--- start Input ---

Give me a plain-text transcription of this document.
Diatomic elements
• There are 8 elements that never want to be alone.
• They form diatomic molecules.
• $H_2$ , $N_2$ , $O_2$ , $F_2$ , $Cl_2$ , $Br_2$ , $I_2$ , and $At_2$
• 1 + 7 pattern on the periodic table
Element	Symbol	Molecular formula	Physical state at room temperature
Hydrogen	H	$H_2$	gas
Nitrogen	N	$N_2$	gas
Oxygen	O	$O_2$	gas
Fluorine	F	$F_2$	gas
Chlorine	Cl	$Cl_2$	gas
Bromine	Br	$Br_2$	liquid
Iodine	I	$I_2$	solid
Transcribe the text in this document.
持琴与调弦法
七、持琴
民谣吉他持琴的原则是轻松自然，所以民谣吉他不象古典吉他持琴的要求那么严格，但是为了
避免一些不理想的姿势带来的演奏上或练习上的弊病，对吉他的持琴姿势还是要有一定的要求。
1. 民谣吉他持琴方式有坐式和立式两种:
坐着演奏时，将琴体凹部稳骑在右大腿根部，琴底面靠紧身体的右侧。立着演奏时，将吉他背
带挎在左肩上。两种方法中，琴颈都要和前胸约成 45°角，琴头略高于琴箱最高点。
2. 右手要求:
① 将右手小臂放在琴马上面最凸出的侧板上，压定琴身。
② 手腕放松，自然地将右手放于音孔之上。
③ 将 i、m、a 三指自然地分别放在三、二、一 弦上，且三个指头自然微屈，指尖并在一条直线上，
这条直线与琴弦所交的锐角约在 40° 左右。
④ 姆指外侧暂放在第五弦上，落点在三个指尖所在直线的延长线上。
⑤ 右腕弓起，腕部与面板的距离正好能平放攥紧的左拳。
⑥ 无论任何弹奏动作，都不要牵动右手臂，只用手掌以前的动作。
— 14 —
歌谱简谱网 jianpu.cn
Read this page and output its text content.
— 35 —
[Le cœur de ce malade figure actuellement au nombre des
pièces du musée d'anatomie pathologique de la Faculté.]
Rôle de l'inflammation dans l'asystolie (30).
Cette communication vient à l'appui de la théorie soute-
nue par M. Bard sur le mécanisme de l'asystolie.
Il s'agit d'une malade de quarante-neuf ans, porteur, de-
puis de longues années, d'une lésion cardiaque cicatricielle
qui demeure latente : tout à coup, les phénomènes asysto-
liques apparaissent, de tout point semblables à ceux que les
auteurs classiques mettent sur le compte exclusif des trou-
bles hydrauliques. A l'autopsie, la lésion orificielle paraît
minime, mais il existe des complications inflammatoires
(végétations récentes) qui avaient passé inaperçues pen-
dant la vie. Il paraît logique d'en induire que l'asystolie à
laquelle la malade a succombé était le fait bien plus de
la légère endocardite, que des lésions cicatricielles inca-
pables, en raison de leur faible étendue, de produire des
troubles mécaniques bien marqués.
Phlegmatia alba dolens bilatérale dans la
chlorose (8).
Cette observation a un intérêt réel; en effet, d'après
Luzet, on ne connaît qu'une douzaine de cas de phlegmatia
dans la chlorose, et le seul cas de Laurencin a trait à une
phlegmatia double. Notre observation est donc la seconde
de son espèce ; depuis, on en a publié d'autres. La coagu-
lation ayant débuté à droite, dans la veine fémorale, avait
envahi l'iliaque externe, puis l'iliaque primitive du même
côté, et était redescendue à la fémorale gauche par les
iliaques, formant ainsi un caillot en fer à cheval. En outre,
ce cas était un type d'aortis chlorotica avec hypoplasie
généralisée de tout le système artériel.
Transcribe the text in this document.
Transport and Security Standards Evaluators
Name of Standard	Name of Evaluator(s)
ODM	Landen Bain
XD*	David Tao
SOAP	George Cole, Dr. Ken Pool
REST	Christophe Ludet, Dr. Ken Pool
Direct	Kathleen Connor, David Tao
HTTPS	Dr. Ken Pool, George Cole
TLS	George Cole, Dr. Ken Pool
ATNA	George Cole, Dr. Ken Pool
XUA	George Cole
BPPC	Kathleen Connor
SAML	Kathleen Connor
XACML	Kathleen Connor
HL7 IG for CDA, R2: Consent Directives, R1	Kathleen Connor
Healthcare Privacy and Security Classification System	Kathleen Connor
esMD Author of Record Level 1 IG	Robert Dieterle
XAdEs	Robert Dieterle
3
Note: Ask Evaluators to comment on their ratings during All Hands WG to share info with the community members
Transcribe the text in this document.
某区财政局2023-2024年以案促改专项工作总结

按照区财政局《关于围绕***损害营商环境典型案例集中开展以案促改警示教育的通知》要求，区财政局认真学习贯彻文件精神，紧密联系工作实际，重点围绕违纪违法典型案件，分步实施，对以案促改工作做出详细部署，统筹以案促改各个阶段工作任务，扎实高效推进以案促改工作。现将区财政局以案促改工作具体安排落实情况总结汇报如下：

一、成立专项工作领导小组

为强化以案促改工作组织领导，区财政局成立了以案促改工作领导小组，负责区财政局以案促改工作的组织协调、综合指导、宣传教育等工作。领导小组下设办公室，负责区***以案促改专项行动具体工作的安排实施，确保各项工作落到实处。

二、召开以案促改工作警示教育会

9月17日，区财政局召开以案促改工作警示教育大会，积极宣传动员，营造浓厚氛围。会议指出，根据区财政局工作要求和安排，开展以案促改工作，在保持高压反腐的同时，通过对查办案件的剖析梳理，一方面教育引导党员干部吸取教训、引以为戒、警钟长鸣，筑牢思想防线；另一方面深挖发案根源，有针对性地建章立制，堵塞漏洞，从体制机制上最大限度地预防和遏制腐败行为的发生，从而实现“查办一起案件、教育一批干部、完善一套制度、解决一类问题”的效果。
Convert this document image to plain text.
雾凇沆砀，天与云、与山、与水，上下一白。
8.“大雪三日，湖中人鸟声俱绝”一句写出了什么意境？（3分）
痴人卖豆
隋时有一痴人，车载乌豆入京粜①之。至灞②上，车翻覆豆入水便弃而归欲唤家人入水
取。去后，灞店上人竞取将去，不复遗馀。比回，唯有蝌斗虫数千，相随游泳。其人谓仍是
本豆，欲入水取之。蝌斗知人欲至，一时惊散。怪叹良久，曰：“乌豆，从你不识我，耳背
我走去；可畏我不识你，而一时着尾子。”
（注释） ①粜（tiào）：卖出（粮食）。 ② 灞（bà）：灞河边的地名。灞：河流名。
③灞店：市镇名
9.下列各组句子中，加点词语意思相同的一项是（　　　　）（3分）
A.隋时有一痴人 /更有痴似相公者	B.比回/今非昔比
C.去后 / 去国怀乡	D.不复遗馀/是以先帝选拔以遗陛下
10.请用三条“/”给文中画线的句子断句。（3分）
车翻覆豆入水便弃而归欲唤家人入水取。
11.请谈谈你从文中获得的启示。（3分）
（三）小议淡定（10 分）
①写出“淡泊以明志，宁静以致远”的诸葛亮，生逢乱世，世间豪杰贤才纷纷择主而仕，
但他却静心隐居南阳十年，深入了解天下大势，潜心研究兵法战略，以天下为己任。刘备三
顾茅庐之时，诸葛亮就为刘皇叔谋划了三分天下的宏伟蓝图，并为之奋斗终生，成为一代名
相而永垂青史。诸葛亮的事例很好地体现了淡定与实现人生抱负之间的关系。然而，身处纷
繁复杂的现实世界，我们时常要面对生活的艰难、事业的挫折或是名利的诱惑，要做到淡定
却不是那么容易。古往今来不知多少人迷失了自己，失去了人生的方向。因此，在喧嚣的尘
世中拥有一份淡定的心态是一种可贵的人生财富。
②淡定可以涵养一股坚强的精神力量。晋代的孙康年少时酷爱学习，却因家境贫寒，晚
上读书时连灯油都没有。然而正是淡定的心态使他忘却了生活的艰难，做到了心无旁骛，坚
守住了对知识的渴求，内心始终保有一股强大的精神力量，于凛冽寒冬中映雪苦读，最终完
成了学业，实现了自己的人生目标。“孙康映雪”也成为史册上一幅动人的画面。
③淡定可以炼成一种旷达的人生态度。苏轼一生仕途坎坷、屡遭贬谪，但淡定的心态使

--- end Input ---

Short task: Go through the listing above and locate each line that holds the word "隋时有一痴人". Copy those lines.

Reply:
隋时有一痴人，车载乌豆入京粜①之。至灞②上，车翻覆豆入水便弃而归欲唤家人入水
A.隋时有一痴人 /更有痴似相公者	B.比回/今非昔比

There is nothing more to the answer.